Write out the material below again, unchanged.

Records that describe figures:
---
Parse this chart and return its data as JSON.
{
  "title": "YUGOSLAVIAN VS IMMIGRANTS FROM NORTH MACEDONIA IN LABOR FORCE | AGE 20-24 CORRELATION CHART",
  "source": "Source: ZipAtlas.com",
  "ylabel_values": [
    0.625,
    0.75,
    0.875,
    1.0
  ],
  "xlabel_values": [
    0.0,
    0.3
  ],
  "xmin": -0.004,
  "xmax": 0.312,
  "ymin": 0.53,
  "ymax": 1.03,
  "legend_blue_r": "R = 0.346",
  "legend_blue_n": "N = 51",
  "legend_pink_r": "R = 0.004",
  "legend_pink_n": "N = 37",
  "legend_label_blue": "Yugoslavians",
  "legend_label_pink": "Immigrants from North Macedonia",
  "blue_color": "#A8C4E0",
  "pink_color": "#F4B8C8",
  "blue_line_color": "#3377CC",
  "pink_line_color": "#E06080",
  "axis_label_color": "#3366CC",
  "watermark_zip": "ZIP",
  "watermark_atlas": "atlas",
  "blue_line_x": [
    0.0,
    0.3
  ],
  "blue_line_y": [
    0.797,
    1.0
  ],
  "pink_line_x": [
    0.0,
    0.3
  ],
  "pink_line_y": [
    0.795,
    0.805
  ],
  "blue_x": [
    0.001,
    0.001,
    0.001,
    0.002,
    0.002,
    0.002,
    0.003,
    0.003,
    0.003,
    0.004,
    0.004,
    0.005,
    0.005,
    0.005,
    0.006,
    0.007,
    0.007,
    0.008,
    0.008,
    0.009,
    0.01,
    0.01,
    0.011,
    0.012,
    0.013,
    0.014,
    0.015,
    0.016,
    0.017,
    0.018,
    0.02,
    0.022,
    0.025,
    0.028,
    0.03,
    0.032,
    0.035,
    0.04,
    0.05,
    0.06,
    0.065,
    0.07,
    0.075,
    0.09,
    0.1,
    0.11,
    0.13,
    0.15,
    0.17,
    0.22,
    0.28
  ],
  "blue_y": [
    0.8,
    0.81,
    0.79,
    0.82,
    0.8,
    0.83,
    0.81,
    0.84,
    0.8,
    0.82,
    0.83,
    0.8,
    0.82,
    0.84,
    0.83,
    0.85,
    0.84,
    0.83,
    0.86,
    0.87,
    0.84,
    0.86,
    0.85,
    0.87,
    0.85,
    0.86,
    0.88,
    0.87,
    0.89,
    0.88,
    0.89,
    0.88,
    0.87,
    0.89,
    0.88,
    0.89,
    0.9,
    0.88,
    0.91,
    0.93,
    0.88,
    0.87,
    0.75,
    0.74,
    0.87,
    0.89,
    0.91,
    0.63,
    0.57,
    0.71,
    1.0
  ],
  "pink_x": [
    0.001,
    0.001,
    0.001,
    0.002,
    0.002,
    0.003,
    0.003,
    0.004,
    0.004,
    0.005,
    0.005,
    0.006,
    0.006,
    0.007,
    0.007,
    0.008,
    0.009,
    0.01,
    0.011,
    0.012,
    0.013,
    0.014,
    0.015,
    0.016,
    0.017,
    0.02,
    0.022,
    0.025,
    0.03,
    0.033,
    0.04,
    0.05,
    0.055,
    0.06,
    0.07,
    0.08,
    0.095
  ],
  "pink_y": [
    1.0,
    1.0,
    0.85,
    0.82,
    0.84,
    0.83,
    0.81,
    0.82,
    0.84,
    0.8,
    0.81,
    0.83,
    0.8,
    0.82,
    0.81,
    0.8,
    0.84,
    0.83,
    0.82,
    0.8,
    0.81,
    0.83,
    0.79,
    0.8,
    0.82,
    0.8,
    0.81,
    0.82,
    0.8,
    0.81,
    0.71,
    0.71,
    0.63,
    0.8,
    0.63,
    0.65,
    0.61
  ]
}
---
◆ **TASK ANSWER**
Parse this chart and return its data as JSON.
{
  "title": "YUGOSLAVIAN VS IMMIGRANTS FROM NORTH MACEDONIA IN LABOR FORCE | AGE 20-24 CORRELATION CHART",
  "source": "Source: ZipAtlas.com",
  "ylabel_values": [
    0.625,
    0.75,
    0.875,
    1.0
  ],
  "xlabel_values": [
    0.0,
    0.3
  ],
  "xmin": -0.004,
  "xmax": 0.312,
  "ymin": 0.53,
  "ymax": 1.03,
  "legend_blue_r": "R = 0.346",
  "legend_blue_n": "N = 51",
  "legend_pink_r": "R = 0.004",
  "legend_pink_n": "N = 37",
  "legend_label_blue": "Yugoslavians",
  "legend_label_pink": "Immigrants from North Macedonia",
  "blue_color": "#A8C4E0",
  "pink_color": "#F4B8C8",
  "blue_line_color": "#3377CC",
  "pink_line_color": "#E06080",
  "axis_label_color": "#3366CC",
  "watermark_zip": "ZIP",
  "watermark_atlas": "atlas",
  "blue_line_x": [
    0.0,
    0.3
  ],
  "blue_line_y": [
    0.797,
    1.0
  ],
  "pink_line_x": [
    0.0,
    0.3
  ],
  "pink_line_y": [
    0.795,
    0.805
  ],
  "blue_x": [
    0.001,
    0.001,
    0.001,
    0.002,
    0.002,
    0.002,
    0.003,
    0.003,
    0.003,
    0.004,
    0.004,
    0.005,
    0.005,
    0.005,
    0.006,
    0.007,
    0.007,
    0.008,
    0.008,
    0.009,
    0.01,
    0.01,
    0.011,
    0.012,
    0.013,
    0.014,
    0.015,
    0.016,
    0.017,
    0.018,
    0.02,
    0.022,
    0.025,
    0.028,
    0.03,
    0.032,
    0.035,
    0.04,
    0.05,
    0.06,
    0.065,
    0.07,
    0.075,
    0.09,
    0.1,
    0.11,
    0.13,
    0.15,
    0.17,
    0.22,
    0.28
  ],
  "blue_y": [
    0.8,
    0.81,
    0.79,
    0.82,
    0.8,
    0.83,
    0.81,
    0.84,
    0.8,
    0.82,
    0.83,
    0.8,
    0.82,
    0.84,
    0.83,
    0.85,
    0.84,
    0.83,
    0.86,
    0.87,
    0.84,
    0.86,
    0.85,
    0.87,
    0.85,
    0.86,
    0.88,
    0.87,
    0.89,
    0.88,
    0.89,
    0.88,
    0.87,
    0.89,
    0.88,
    0.89,
    0.9,
    0.88,
    0.91,
    0.93,
    0.88,
    0.87,
    0.75,
    0.74,
    0.87,
    0.89,
    0.91,
    0.63,
    0.57,
    0.71,
    1.0
  ],
  "pink_x": [
    0.001,
    0.001,
    0.001,
    0.002,
    0.002,
    0.003,
    0.003,
    0.004,
    0.004,
    0.005,
    0.005,
    0.006,
    0.006,
    0.007,
    0.007,
    0.008,
    0.009,
    0.01,
    0.011,
    0.012,
    0.013,
    0.014,
    0.015,
    0.016,
    0.017,
    0.02,
    0.022,
    0.025,
    0.03,
    0.033,
    0.04,
    0.05,
    0.055,
    0.06,
    0.07,
    0.08,
    0.095
  ],
  "pink_y": [
    1.0,
    1.0,
    0.85,
    0.82,
    0.84,
    0.83,
    0.81,
    0.82,
    0.84,
    0.8,
    0.81,
    0.83,
    0.8,
    0.82,
    0.81,
    0.8,
    0.84,
    0.83,
    0.82,
    0.8,
    0.81,
    0.83,
    0.79,
    0.8,
    0.82,
    0.8,
    0.81,
    0.82,
    0.8,
    0.81,
    0.71,
    0.71,
    0.63,
    0.8,
    0.63,
    0.65,
    0.61
  ]
}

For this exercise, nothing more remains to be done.